TASK TO CARRY OUT =
Your answer should be only a number: how many lines include the word "standvlak".

RECORD SET =
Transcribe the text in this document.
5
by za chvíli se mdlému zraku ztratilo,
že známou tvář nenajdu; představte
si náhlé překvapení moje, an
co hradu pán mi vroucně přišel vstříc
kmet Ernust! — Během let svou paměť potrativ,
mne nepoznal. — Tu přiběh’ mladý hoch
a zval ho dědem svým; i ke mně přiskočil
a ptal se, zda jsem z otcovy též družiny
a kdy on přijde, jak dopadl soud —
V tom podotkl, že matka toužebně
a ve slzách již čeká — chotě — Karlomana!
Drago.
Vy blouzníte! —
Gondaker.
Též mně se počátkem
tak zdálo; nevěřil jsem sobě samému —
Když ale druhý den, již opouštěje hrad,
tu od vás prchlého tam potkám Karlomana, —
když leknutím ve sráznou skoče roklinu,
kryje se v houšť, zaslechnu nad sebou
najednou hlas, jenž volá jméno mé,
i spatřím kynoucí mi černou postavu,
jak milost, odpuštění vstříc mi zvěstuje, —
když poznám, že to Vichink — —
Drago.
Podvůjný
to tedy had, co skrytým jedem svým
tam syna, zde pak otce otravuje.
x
...
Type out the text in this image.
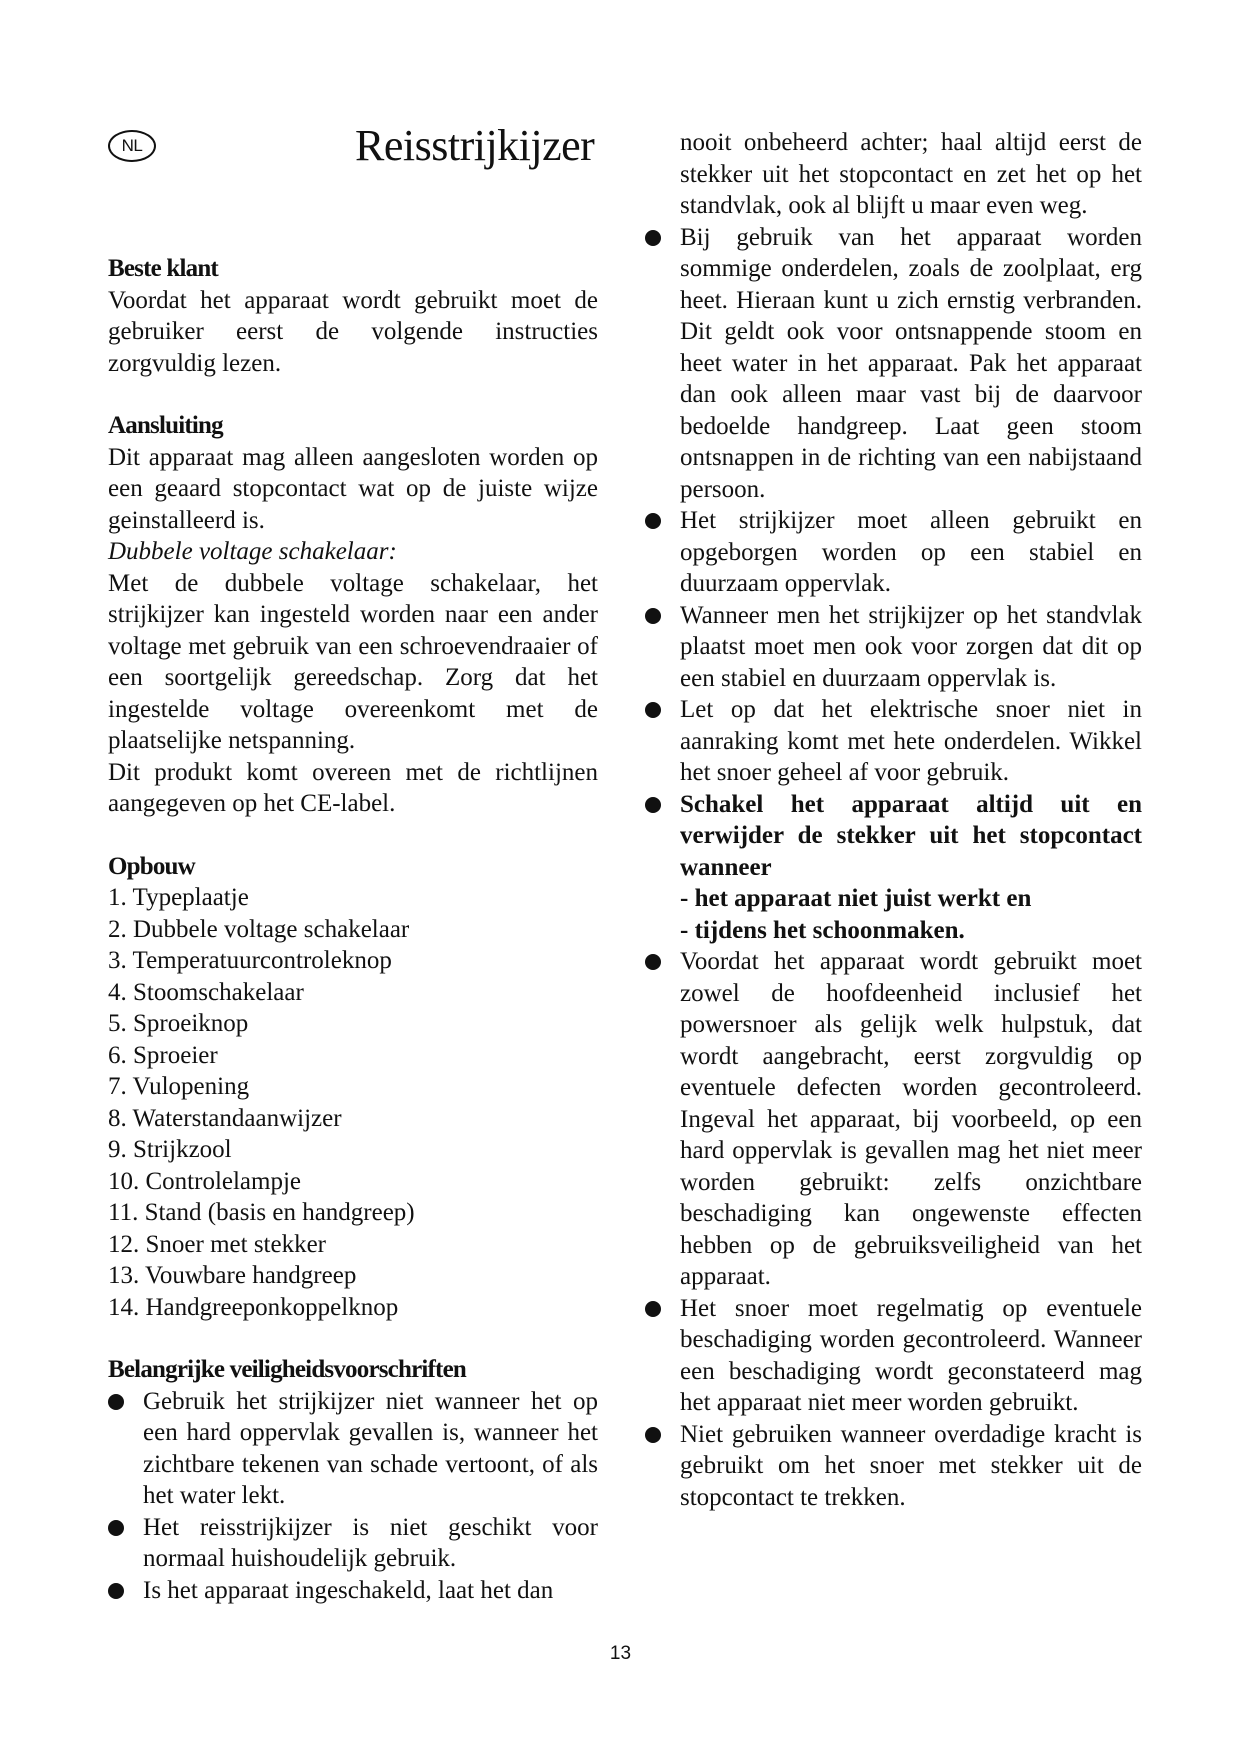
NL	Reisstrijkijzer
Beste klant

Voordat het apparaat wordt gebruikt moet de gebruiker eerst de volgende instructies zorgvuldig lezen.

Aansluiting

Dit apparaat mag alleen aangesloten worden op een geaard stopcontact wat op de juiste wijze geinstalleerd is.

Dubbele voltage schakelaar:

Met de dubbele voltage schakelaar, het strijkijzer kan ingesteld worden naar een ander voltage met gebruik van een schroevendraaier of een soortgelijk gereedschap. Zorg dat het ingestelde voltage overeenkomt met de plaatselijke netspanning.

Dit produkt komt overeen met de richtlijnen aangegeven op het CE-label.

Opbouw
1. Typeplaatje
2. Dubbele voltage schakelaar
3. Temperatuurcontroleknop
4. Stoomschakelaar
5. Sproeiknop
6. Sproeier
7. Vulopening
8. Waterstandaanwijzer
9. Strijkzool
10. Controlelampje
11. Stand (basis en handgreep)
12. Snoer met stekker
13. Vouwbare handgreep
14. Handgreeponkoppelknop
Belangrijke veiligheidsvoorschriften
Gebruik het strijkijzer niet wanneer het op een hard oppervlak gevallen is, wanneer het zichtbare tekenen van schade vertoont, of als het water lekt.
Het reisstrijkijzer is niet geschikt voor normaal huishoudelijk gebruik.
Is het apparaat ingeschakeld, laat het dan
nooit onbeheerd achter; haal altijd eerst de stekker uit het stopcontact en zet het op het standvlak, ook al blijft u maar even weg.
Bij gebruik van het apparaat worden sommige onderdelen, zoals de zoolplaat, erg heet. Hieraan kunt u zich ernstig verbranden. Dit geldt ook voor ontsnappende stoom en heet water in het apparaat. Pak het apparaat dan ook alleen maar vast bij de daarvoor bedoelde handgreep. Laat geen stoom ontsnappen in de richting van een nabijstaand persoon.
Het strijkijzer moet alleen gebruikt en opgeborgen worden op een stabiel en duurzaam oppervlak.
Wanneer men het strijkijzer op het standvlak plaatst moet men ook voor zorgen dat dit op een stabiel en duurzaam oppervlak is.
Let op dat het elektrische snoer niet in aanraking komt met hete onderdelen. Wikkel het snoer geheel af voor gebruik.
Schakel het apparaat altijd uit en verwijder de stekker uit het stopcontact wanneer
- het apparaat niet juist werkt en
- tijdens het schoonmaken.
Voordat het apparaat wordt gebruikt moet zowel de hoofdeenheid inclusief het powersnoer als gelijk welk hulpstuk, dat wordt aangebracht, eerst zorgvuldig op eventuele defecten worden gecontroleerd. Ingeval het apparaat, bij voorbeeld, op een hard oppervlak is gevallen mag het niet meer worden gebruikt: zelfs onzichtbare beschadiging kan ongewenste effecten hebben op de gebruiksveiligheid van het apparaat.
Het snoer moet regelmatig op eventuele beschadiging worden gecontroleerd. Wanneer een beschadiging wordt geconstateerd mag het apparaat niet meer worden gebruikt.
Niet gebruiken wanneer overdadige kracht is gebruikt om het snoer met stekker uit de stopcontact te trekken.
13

TASK RESPONSE =
2